>> begin RECORDS FOR THE TASK
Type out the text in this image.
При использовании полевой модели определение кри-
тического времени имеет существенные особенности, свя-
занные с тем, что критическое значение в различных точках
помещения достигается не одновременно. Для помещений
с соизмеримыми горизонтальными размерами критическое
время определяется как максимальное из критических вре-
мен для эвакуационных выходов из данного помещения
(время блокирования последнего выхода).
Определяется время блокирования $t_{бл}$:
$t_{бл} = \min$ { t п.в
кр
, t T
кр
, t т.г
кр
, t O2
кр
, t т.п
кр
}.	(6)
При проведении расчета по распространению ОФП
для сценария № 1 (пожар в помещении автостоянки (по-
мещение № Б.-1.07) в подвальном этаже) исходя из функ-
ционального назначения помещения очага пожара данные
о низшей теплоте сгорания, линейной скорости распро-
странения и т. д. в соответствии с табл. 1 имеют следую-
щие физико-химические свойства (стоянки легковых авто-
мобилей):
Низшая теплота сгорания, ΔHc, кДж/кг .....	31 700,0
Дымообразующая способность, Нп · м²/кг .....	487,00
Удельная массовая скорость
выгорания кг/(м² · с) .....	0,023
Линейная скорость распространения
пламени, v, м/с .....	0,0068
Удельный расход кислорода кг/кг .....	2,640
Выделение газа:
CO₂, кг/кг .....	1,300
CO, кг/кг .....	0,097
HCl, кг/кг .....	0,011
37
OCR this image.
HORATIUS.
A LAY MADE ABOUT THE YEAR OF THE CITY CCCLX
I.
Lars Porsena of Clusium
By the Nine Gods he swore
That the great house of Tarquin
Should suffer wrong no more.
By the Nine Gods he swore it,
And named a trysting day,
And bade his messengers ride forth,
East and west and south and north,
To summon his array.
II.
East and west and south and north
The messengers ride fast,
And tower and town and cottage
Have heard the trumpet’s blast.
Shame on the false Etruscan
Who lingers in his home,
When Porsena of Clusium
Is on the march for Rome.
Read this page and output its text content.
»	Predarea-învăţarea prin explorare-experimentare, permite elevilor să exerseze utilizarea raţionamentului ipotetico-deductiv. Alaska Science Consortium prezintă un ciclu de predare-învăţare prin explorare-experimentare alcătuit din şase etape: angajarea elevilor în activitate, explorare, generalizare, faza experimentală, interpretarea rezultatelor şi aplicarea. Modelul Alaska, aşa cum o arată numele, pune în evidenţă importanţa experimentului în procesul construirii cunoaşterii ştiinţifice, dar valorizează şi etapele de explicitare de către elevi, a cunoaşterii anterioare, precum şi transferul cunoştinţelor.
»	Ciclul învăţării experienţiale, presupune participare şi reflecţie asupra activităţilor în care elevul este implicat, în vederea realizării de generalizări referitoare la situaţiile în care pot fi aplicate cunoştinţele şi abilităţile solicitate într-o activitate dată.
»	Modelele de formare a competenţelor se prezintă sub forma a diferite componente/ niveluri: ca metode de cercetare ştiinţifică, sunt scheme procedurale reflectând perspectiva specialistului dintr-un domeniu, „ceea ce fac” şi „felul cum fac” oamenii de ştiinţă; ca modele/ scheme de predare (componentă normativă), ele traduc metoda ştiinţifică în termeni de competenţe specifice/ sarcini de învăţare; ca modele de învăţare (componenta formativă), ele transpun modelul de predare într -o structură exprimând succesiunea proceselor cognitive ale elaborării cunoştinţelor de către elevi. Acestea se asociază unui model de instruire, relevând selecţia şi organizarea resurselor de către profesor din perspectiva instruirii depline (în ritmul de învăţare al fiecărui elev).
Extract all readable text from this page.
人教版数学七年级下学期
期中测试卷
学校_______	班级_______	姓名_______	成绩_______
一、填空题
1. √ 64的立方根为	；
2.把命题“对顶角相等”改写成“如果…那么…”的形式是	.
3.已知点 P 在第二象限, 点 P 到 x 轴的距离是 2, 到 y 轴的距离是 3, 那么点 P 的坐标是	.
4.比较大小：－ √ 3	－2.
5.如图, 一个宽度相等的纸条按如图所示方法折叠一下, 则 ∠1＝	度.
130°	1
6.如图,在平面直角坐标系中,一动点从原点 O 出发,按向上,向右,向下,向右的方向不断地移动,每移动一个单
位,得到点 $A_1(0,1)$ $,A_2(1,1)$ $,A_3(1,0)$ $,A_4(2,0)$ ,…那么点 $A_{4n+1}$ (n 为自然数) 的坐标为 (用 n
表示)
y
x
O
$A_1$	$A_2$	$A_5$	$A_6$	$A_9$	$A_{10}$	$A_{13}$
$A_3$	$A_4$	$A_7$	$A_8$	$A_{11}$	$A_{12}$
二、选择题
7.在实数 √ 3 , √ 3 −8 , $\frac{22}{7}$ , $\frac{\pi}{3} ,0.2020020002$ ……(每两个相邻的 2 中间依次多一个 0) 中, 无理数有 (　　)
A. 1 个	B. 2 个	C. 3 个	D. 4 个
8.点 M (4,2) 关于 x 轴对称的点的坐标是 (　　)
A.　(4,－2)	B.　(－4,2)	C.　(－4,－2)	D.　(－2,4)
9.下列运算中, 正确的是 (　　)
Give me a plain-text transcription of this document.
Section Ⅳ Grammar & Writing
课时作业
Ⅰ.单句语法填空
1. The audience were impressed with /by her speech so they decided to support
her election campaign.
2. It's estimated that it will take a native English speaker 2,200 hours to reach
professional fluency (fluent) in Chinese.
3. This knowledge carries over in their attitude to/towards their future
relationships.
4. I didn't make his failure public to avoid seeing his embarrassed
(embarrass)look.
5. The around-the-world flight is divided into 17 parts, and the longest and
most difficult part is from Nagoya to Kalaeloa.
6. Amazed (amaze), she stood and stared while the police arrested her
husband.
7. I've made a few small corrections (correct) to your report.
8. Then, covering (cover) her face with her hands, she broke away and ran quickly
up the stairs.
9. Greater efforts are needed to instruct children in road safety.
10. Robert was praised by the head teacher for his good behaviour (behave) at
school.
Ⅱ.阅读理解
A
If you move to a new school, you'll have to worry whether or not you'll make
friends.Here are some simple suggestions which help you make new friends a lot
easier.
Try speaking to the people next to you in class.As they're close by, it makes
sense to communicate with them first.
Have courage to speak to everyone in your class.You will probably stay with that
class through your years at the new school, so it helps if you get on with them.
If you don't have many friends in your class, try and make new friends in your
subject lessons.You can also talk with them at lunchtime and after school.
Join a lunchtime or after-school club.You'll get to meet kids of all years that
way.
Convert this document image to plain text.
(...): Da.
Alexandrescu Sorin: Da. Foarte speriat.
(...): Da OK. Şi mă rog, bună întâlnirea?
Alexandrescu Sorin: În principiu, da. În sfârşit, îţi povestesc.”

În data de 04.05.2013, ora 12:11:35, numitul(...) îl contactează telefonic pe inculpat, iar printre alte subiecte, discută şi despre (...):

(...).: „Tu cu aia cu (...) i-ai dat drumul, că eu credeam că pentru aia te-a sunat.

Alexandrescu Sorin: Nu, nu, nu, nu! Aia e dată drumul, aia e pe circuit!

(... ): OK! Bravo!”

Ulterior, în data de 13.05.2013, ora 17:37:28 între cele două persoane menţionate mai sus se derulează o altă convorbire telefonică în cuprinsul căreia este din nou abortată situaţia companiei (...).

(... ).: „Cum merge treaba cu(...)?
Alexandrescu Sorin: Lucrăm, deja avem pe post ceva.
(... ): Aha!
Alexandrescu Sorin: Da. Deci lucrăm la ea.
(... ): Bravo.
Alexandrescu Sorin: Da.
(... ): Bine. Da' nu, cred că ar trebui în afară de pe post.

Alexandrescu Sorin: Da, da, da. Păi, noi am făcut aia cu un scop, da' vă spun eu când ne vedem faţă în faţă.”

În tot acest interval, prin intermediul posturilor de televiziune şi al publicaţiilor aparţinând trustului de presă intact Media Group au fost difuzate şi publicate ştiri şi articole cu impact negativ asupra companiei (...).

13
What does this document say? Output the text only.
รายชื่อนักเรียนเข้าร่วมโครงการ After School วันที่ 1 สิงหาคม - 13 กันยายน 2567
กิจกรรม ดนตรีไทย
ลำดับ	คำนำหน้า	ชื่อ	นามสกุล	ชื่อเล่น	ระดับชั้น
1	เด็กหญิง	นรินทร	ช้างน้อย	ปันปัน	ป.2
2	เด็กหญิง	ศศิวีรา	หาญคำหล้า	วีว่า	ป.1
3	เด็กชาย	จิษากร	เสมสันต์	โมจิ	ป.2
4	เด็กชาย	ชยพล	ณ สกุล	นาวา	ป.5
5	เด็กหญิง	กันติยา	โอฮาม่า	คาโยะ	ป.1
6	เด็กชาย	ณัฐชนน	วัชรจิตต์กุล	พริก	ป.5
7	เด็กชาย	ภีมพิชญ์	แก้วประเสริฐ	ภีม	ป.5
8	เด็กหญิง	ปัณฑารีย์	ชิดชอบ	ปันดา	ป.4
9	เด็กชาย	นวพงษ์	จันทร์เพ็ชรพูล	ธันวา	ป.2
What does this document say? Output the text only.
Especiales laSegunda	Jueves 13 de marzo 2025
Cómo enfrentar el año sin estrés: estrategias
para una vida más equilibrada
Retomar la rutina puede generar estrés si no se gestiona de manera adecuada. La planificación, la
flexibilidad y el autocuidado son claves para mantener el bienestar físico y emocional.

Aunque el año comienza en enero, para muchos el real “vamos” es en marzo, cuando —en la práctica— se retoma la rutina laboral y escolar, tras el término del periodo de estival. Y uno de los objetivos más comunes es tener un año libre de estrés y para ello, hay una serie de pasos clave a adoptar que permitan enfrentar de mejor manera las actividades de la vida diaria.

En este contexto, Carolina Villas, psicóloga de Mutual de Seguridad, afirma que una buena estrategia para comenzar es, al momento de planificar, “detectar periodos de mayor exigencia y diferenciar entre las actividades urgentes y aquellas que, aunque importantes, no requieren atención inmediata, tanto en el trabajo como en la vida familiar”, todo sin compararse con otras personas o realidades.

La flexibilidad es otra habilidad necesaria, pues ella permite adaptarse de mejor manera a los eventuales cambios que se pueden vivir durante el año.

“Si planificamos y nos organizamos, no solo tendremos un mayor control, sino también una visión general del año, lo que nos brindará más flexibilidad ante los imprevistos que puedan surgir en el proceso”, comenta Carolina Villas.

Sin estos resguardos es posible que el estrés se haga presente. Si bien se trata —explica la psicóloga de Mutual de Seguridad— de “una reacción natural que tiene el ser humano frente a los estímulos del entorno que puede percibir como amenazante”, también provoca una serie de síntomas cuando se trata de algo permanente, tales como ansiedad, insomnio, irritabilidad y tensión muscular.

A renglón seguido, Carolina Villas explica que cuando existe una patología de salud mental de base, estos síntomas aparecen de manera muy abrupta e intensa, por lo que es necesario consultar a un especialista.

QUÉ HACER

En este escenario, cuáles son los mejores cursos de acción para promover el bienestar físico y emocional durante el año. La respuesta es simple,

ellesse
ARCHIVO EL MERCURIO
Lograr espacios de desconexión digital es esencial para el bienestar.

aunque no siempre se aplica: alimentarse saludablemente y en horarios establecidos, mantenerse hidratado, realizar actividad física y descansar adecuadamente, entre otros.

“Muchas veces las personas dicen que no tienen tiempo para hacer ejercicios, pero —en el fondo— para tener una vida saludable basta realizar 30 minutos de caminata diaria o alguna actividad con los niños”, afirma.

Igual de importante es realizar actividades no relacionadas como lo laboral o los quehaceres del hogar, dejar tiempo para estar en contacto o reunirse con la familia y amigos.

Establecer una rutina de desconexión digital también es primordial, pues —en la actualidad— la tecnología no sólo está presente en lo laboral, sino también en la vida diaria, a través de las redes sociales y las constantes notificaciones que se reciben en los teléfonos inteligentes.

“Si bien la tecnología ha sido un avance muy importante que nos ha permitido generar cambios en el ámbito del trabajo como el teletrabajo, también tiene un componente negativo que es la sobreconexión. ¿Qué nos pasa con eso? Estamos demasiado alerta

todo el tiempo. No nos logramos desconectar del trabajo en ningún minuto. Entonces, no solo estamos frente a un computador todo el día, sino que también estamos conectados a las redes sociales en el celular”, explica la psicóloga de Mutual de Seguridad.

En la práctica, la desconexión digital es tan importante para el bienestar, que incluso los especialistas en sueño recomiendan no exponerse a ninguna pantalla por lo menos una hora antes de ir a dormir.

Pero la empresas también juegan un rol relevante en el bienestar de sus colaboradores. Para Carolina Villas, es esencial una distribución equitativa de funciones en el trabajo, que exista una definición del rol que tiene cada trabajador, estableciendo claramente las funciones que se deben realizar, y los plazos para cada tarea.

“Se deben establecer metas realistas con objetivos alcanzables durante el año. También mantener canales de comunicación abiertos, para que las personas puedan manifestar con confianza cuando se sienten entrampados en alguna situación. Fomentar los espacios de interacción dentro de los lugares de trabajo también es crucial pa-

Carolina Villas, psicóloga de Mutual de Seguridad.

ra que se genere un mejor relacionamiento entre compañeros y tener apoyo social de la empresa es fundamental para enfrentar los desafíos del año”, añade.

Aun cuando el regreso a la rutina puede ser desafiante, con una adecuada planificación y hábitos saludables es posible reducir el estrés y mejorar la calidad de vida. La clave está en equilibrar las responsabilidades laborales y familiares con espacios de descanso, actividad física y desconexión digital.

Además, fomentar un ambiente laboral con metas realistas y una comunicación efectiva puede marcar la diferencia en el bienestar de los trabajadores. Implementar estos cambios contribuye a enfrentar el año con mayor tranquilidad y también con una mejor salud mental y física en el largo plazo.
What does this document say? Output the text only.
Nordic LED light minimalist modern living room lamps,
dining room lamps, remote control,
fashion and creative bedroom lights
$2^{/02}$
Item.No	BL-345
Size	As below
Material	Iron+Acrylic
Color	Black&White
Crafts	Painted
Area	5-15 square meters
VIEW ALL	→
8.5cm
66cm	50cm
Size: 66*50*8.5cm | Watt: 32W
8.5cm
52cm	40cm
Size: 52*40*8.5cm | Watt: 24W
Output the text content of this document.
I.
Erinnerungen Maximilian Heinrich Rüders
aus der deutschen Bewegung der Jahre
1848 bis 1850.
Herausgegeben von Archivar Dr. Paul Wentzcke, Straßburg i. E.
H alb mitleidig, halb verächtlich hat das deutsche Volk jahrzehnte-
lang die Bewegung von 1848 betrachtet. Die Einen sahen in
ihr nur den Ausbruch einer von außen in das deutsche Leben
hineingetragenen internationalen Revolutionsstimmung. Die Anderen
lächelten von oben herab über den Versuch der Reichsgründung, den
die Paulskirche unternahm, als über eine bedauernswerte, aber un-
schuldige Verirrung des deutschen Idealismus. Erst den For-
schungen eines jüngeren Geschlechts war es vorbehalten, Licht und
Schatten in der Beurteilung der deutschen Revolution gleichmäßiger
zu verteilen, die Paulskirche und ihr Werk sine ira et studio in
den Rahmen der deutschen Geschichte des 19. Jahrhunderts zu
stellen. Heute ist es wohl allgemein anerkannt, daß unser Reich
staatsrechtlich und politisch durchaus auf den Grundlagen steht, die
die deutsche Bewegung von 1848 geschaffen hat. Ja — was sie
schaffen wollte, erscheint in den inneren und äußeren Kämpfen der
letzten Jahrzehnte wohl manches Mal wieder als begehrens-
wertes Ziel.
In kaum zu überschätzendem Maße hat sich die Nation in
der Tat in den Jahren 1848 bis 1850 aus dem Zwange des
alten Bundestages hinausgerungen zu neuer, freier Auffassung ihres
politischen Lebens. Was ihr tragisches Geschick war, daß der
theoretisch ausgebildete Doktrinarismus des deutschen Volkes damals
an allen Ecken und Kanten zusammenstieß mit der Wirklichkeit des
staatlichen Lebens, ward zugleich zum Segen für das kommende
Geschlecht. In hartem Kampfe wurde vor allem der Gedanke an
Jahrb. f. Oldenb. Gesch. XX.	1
>> end RECORDS FOR THE TASK
▶ **SHORT PROBLEM**
Copy every line from the records above that contains the word "drumul".

▶ **OUTPUT OF THE TASK**
(...).: „Tu cu aia cu (...) i-ai dat drumul, că eu credeam că pentru aia te-a sunat.
Alexandrescu Sorin: Nu, nu, nu, nu! Aia e dată drumul, aia e pe circuit!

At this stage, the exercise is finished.